Aim of the exercise: Reproduce the items below line for line, with no changes at all.

* START Given data *

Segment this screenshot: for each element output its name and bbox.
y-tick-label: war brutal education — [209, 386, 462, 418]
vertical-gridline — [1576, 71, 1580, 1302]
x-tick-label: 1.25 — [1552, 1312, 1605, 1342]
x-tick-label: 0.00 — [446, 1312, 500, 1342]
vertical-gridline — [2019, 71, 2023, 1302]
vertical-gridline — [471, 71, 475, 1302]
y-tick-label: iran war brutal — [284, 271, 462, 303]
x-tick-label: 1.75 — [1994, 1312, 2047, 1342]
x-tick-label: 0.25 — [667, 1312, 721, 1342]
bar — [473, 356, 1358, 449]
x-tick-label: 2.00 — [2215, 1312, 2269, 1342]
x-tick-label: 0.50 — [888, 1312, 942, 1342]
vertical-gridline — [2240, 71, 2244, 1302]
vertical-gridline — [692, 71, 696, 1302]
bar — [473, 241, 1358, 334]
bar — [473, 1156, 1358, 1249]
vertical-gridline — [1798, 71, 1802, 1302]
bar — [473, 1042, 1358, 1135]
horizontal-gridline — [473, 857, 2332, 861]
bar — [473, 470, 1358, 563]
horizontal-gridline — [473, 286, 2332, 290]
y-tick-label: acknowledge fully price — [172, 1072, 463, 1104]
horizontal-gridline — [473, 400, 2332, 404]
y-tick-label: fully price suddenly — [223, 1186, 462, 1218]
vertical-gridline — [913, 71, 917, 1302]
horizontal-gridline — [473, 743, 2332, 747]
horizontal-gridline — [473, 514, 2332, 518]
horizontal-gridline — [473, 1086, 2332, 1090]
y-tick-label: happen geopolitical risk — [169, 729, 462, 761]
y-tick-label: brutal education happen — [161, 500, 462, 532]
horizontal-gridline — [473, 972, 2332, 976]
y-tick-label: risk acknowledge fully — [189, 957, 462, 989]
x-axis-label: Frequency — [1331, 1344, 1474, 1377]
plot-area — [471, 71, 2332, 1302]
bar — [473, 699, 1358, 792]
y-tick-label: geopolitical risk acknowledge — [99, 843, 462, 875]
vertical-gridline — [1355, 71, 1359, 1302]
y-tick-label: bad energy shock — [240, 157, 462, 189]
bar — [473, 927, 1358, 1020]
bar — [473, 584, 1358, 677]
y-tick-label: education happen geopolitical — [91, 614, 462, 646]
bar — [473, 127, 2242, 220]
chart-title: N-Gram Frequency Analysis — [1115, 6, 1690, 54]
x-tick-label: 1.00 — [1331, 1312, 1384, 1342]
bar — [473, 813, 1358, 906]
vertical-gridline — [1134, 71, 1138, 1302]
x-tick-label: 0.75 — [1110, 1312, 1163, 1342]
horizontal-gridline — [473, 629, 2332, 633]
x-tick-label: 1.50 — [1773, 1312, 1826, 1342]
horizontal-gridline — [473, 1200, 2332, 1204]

* END Given data *

Reply to the exercise:
Segment this screenshot: for each element output its name and bbox.
y-tick-label: war brutal education — [209, 386, 462, 418]
vertical-gridline — [1576, 71, 1580, 1302]
x-tick-label: 1.25 — [1552, 1312, 1605, 1342]
x-tick-label: 0.00 — [446, 1312, 500, 1342]
vertical-gridline — [2019, 71, 2023, 1302]
vertical-gridline — [471, 71, 475, 1302]
y-tick-label: iran war brutal — [284, 271, 462, 303]
x-tick-label: 1.75 — [1994, 1312, 2047, 1342]
x-tick-label: 0.25 — [667, 1312, 721, 1342]
bar — [473, 356, 1358, 449]
x-tick-label: 2.00 — [2215, 1312, 2269, 1342]
x-tick-label: 0.50 — [888, 1312, 942, 1342]
vertical-gridline — [2240, 71, 2244, 1302]
vertical-gridline — [692, 71, 696, 1302]
bar — [473, 241, 1358, 334]
bar — [473, 1156, 1358, 1249]
vertical-gridline — [1798, 71, 1802, 1302]
bar — [473, 1042, 1358, 1135]
horizontal-gridline — [473, 857, 2332, 861]
bar — [473, 470, 1358, 563]
horizontal-gridline — [473, 286, 2332, 290]
y-tick-label: acknowledge fully price — [172, 1072, 463, 1104]
horizontal-gridline — [473, 400, 2332, 404]
y-tick-label: fully price suddenly — [223, 1186, 462, 1218]
vertical-gridline — [913, 71, 917, 1302]
horizontal-gridline — [473, 743, 2332, 747]
horizontal-gridline — [473, 514, 2332, 518]
horizontal-gridline — [473, 1086, 2332, 1090]
y-tick-label: happen geopolitical risk — [169, 729, 462, 761]
y-tick-label: brutal education happen — [161, 500, 462, 532]
horizontal-gridline — [473, 972, 2332, 976]
y-tick-label: risk acknowledge fully — [189, 957, 462, 989]
x-axis-label: Frequency — [1331, 1344, 1474, 1377]
plot-area — [471, 71, 2332, 1302]
bar — [473, 699, 1358, 792]
y-tick-label: geopolitical risk acknowledge — [99, 843, 462, 875]
vertical-gridline — [1355, 71, 1359, 1302]
y-tick-label: bad energy shock — [240, 157, 462, 189]
bar — [473, 927, 1358, 1020]
bar — [473, 584, 1358, 677]
y-tick-label: education happen geopolitical — [91, 614, 462, 646]
bar — [473, 127, 2242, 220]
chart-title: N-Gram Frequency Analysis — [1115, 6, 1690, 54]
x-tick-label: 1.00 — [1331, 1312, 1384, 1342]
bar — [473, 813, 1358, 906]
vertical-gridline — [1134, 71, 1138, 1302]
x-tick-label: 0.75 — [1110, 1312, 1163, 1342]
horizontal-gridline — [473, 629, 2332, 633]
x-tick-label: 1.50 — [1773, 1312, 1826, 1342]
horizontal-gridline — [473, 1200, 2332, 1204]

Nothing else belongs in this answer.